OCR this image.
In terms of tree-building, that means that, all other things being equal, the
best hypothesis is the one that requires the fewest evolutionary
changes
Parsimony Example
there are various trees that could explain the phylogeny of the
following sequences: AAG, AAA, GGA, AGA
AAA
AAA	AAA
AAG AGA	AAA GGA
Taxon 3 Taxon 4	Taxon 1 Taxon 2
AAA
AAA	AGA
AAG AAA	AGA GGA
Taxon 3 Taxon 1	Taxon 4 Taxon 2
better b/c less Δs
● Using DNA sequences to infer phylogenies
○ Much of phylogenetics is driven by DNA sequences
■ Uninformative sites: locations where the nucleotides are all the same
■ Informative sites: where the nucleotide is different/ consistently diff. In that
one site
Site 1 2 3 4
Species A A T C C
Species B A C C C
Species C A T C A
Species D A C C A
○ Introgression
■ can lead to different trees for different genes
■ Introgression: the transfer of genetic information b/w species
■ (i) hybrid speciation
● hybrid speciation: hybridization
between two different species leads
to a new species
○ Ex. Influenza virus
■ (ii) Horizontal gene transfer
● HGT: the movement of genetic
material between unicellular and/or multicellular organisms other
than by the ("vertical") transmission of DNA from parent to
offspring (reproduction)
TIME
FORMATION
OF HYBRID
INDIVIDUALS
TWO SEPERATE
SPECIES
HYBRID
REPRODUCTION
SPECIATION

Task
Copy out the material word for word and line for line.

Task solution
OCR this image.
In terms of tree-building, that means that, all other things being equal, the
best hypothesis is the one that requires the fewest evolutionary
changes
Parsimony Example
there are various trees that could explain the phylogeny of the
following sequences: AAG, AAA, GGA, AGA
AAA
AAA	AAA
AAG AGA	AAA GGA
Taxon 3 Taxon 4	Taxon 1 Taxon 2
AAA
AAA	AGA
AAG AAA	AGA GGA
Taxon 3 Taxon 1	Taxon 4 Taxon 2
better b/c less Δs
● Using DNA sequences to infer phylogenies
○ Much of phylogenetics is driven by DNA sequences
■ Uninformative sites: locations where the nucleotides are all the same
■ Informative sites: where the nucleotide is different/ consistently diff. In that
one site
Site 1 2 3 4
Species A A T C C
Species B A C C C
Species C A T C A
Species D A C C A
○ Introgression
■ can lead to different trees for different genes
■ Introgression: the transfer of genetic information b/w species
■ (i) hybrid speciation
● hybrid speciation: hybridization
between two different species leads
to a new species
○ Ex. Influenza virus
■ (ii) Horizontal gene transfer
● HGT: the movement of genetic
material between unicellular and/or multicellular organisms other
than by the ("vertical") transmission of DNA from parent to
offspring (reproduction)
TIME
FORMATION
OF HYBRID
INDIVIDUALS
TWO SEPERATE
SPECIES
HYBRID
REPRODUCTION
SPECIATION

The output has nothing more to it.